• Task to complete: Show, in full, each line of the data that contains "portfolios".

• Record set:

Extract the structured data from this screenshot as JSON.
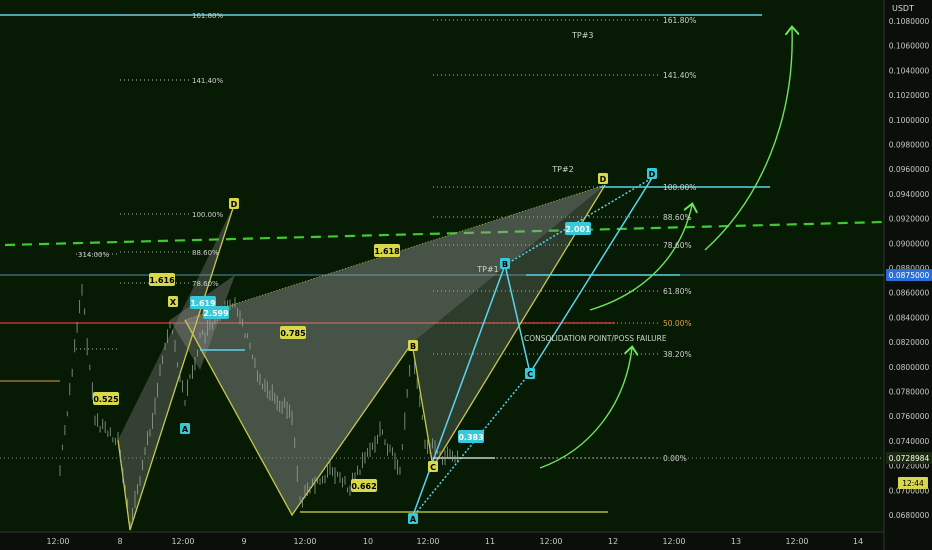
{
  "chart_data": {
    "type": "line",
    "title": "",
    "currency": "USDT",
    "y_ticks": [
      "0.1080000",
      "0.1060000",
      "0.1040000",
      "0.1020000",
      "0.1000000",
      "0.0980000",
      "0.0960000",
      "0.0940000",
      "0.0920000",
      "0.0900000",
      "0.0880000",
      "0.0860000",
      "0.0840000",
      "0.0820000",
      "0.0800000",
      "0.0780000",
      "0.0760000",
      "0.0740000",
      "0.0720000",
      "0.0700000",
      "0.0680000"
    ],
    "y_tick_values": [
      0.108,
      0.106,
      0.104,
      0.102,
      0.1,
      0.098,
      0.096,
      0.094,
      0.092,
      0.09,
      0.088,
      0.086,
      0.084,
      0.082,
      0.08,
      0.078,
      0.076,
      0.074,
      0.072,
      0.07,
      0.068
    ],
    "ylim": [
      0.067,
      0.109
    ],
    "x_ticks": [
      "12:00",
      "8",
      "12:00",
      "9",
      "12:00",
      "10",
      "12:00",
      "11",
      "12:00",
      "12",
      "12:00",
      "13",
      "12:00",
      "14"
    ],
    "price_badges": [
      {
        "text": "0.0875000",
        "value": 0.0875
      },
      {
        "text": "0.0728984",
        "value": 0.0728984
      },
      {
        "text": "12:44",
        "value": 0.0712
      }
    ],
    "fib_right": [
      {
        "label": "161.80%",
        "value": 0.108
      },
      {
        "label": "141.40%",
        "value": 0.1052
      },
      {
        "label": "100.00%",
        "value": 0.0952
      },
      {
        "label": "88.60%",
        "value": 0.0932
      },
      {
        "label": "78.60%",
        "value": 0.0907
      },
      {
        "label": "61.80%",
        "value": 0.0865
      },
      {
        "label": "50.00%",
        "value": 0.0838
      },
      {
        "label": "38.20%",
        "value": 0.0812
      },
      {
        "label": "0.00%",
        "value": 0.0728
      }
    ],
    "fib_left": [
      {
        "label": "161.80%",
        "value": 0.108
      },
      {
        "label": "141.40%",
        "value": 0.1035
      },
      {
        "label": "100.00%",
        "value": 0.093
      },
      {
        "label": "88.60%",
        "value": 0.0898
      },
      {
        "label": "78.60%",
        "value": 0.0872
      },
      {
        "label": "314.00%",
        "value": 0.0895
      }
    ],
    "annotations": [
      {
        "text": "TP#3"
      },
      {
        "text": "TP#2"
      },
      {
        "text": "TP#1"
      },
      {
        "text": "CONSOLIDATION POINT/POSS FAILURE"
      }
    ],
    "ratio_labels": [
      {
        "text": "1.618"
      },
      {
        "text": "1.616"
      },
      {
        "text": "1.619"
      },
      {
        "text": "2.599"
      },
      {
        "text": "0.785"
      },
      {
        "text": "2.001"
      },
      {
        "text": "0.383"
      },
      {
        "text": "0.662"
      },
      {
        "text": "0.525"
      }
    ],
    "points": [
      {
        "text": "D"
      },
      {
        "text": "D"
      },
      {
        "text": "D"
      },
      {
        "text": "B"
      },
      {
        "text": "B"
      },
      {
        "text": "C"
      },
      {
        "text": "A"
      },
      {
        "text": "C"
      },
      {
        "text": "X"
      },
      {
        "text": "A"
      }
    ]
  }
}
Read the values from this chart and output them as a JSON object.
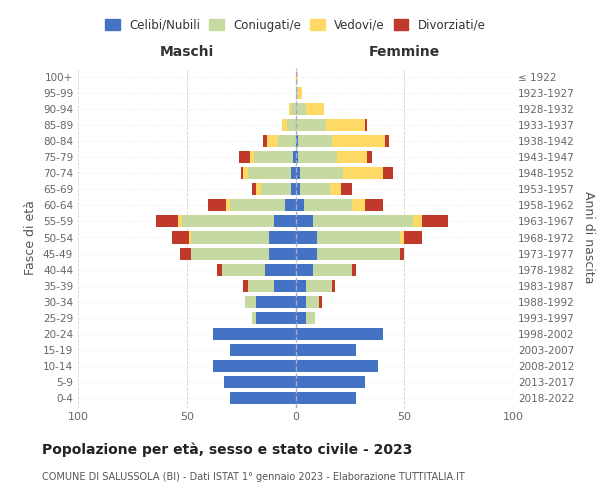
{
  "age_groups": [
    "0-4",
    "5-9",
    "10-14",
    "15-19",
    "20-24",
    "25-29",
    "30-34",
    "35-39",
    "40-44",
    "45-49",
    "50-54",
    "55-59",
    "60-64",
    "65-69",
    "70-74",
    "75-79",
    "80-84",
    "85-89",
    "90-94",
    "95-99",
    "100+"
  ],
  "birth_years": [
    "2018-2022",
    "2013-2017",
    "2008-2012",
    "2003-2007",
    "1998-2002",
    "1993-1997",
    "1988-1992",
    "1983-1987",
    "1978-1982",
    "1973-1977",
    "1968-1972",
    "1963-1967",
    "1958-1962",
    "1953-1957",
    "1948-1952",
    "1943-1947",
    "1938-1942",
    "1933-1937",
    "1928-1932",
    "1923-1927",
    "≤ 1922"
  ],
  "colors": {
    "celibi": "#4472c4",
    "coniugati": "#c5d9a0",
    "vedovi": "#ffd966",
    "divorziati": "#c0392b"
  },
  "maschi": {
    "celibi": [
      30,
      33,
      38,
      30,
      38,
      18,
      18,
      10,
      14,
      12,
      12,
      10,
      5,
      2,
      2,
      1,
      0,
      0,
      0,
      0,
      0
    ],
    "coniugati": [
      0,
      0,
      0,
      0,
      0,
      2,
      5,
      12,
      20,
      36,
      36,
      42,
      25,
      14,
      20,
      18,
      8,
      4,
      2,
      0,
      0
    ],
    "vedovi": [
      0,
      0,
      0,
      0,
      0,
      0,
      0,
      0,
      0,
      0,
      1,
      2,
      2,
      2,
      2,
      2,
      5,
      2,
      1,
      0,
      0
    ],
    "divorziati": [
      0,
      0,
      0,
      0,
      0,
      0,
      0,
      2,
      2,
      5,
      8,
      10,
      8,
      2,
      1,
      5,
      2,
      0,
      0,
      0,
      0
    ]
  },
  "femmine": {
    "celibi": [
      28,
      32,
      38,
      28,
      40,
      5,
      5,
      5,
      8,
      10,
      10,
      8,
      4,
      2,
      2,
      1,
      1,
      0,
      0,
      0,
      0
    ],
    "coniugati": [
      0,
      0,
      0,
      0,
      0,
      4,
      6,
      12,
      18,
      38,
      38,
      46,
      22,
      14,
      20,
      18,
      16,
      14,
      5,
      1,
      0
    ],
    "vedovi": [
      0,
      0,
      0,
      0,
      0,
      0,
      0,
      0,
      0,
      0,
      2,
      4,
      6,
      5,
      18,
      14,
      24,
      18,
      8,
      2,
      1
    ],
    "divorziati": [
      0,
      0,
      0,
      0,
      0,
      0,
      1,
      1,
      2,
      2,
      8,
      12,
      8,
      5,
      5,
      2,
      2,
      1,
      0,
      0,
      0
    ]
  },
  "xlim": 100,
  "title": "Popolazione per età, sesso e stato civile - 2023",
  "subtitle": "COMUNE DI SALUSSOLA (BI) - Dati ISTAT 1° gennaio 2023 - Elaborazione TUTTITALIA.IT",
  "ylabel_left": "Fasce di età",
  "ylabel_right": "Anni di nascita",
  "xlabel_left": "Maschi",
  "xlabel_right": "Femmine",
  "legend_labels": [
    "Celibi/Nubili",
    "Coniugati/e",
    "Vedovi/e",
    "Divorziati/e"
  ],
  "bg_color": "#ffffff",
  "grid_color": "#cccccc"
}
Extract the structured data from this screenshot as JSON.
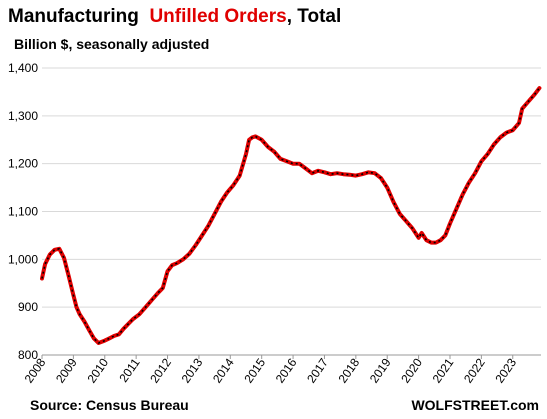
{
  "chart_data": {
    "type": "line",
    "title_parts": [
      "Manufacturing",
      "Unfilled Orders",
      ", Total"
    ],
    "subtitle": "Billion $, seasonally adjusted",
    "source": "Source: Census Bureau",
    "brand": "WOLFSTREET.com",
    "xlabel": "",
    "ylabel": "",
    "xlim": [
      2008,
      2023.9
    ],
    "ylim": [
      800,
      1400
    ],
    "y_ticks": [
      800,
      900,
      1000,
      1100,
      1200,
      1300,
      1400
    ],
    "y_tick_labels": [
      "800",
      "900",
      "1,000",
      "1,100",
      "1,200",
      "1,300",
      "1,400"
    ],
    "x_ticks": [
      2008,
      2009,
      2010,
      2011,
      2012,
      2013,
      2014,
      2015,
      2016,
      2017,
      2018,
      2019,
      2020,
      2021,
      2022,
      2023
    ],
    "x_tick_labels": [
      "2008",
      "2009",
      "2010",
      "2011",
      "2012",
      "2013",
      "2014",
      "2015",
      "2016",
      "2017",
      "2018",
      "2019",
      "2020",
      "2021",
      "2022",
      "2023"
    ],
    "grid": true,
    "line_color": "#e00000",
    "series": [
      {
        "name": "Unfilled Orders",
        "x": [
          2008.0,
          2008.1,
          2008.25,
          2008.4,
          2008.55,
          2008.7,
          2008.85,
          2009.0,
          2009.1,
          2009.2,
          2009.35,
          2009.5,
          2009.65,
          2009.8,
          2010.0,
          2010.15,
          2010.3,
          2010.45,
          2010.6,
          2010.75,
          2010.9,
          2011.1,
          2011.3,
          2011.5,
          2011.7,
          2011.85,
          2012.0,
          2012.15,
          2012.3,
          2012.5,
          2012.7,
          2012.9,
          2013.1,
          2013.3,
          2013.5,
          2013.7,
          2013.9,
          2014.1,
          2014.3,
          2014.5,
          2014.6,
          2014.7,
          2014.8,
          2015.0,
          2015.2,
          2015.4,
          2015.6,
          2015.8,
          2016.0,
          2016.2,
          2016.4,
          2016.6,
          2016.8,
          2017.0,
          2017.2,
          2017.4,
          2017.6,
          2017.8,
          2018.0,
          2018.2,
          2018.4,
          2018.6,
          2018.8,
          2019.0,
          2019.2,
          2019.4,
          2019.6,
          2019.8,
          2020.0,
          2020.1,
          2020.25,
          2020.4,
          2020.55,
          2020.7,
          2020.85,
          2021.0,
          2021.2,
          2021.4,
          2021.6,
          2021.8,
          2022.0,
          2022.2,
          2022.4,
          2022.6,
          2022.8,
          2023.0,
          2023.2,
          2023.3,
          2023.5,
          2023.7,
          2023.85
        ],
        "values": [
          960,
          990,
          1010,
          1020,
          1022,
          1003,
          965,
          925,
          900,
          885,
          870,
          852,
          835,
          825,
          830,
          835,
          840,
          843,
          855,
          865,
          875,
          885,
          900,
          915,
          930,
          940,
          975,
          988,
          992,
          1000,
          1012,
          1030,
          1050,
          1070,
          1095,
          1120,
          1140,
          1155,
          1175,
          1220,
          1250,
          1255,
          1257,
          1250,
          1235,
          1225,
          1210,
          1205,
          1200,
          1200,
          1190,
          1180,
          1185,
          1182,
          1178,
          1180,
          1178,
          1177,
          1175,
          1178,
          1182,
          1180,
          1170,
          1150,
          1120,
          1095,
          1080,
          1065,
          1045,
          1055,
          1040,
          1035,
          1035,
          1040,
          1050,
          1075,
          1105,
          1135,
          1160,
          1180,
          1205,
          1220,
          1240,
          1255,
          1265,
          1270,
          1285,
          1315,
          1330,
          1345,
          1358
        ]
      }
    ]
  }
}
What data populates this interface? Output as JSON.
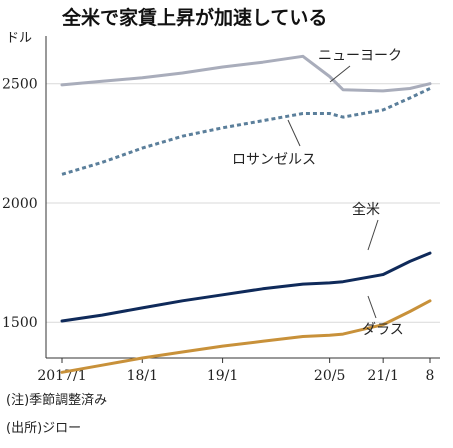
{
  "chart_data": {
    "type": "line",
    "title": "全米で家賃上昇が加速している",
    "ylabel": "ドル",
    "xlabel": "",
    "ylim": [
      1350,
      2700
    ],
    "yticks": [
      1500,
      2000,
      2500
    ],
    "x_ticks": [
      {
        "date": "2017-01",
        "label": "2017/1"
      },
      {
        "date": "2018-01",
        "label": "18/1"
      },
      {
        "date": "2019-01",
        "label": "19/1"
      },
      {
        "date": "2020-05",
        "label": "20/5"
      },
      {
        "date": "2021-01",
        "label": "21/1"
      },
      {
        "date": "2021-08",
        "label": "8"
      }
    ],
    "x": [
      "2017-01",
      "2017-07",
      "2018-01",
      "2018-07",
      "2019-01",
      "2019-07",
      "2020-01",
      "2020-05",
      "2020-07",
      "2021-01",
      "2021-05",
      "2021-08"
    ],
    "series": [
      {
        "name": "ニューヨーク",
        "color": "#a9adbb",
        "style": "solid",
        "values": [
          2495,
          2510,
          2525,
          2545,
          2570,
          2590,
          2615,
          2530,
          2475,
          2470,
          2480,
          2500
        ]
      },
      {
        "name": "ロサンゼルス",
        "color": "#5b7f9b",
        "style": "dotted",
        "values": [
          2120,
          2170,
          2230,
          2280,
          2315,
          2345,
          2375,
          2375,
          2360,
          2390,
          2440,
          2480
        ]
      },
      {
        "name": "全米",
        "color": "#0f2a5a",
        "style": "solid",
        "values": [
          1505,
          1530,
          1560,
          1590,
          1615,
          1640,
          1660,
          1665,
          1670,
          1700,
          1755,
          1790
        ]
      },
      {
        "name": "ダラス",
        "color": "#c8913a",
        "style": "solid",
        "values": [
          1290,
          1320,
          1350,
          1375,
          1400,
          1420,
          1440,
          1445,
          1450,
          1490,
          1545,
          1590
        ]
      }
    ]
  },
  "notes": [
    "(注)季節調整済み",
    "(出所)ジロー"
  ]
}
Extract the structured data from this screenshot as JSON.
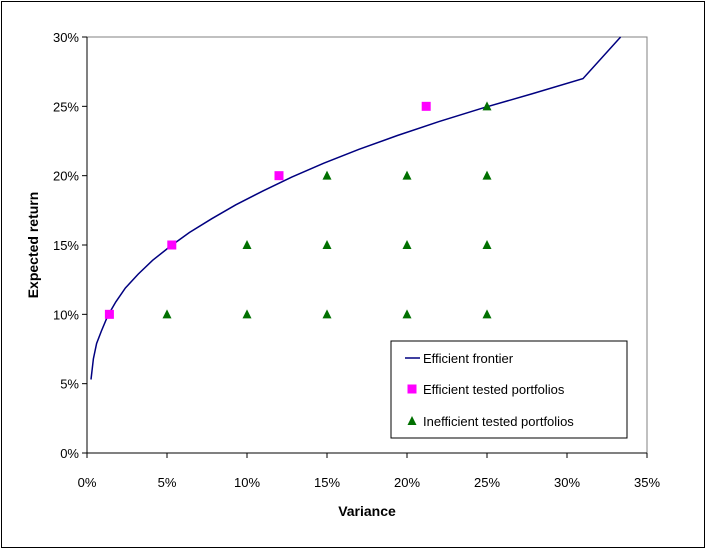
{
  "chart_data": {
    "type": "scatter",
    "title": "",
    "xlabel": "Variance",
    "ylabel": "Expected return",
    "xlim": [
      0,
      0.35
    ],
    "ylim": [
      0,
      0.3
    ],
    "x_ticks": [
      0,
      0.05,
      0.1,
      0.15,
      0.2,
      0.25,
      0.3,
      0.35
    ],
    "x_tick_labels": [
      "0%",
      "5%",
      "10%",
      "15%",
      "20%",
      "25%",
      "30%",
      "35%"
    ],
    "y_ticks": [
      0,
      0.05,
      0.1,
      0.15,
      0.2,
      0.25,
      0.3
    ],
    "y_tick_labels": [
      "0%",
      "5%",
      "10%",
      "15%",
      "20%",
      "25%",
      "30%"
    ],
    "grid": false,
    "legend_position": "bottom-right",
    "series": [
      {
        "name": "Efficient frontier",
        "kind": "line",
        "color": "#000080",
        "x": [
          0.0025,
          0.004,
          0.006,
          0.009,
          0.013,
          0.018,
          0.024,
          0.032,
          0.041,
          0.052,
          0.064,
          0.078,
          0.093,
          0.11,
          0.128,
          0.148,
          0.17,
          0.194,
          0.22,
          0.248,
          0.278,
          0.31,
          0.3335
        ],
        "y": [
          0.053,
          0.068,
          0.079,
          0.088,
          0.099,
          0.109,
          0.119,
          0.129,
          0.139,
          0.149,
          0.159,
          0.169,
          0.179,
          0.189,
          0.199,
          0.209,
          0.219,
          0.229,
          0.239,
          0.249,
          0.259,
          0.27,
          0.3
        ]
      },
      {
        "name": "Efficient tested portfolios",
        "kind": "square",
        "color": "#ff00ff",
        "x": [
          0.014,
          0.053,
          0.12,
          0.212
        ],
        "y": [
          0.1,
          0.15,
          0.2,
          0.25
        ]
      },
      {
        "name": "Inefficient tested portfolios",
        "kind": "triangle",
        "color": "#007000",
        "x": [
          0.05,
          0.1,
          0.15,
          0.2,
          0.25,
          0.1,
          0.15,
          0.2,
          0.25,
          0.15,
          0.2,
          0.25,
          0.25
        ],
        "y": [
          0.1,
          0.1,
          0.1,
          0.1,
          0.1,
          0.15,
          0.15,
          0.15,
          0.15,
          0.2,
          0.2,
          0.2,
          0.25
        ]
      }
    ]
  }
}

• In response:
        "name": "Efficient tested portfolios",
        "name": "Inefficient tested portfolios",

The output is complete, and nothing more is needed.